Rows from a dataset
______________________________
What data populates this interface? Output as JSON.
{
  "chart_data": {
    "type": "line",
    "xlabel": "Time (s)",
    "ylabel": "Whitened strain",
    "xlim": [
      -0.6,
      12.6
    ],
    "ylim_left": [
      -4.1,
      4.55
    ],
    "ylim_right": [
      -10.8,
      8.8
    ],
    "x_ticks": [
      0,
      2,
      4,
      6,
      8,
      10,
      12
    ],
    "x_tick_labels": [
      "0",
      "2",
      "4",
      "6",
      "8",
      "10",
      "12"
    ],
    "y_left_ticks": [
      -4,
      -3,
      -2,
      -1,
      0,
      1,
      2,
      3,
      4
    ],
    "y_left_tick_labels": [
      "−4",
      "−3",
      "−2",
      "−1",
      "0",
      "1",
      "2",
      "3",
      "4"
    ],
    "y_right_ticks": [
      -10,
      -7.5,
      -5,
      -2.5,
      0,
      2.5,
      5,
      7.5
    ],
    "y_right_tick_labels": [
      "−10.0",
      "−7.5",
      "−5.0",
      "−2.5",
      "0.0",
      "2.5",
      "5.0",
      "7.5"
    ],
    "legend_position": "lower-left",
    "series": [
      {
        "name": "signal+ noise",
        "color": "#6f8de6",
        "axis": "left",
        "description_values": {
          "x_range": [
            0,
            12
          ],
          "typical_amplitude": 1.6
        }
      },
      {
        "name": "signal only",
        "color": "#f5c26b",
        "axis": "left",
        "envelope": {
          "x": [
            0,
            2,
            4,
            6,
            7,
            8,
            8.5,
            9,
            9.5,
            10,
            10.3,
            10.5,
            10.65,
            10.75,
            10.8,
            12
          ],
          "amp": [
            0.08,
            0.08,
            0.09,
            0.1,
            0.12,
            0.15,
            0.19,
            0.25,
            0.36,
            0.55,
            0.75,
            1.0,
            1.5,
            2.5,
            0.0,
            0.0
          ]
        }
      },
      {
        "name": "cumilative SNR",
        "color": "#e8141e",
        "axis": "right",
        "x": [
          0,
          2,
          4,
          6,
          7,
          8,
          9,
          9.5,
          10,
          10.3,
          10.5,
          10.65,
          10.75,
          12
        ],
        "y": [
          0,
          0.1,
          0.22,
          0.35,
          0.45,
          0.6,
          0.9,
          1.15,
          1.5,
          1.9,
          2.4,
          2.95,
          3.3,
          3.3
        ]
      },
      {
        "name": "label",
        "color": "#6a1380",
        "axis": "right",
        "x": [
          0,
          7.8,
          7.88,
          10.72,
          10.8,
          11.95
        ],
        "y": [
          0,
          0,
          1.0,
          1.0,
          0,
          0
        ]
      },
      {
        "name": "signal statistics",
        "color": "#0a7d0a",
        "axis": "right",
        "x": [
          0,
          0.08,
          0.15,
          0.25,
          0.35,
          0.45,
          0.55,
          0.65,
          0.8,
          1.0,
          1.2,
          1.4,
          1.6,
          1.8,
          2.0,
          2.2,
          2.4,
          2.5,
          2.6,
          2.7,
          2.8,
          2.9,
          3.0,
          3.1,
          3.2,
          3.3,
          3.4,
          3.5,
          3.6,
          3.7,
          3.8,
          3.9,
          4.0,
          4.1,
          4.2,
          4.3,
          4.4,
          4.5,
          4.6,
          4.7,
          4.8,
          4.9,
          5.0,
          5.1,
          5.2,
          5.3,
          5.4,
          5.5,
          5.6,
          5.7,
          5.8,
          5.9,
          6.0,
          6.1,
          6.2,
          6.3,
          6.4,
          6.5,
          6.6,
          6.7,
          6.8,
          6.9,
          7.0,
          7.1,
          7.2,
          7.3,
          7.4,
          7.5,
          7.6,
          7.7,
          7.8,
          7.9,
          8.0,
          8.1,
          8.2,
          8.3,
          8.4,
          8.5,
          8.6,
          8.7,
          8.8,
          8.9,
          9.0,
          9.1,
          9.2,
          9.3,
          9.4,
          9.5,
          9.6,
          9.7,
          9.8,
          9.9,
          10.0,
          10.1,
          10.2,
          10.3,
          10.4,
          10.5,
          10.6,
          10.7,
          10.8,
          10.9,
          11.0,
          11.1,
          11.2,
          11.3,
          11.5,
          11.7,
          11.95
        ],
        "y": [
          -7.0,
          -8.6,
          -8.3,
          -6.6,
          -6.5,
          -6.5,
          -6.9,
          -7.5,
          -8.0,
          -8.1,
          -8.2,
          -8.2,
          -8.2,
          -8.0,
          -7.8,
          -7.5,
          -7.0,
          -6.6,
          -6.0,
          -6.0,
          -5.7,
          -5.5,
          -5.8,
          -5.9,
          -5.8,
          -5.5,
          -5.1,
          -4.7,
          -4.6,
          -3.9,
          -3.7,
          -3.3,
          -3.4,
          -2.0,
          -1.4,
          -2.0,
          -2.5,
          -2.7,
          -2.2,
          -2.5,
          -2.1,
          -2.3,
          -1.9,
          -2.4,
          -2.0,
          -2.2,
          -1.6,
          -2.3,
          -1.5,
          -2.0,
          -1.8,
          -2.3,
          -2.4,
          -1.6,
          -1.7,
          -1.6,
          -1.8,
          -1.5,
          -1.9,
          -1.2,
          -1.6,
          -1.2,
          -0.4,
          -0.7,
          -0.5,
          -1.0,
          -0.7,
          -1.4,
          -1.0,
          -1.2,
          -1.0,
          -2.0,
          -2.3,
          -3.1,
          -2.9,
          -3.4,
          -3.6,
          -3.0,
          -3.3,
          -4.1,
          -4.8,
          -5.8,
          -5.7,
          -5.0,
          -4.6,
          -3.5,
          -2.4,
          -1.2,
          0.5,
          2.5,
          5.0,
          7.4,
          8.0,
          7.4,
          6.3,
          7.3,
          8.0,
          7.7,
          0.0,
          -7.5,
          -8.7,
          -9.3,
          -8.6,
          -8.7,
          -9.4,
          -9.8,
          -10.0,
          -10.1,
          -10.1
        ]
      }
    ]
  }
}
______________________________
## STATED EXERCISE
Return all the lines that contain the string "color".

## TASK RESULT
        "color": "#6f8de6",
        "color": "#f5c26b",
        "color": "#e8141e",
        "color": "#6a1380",
        "color": "#0a7d0a",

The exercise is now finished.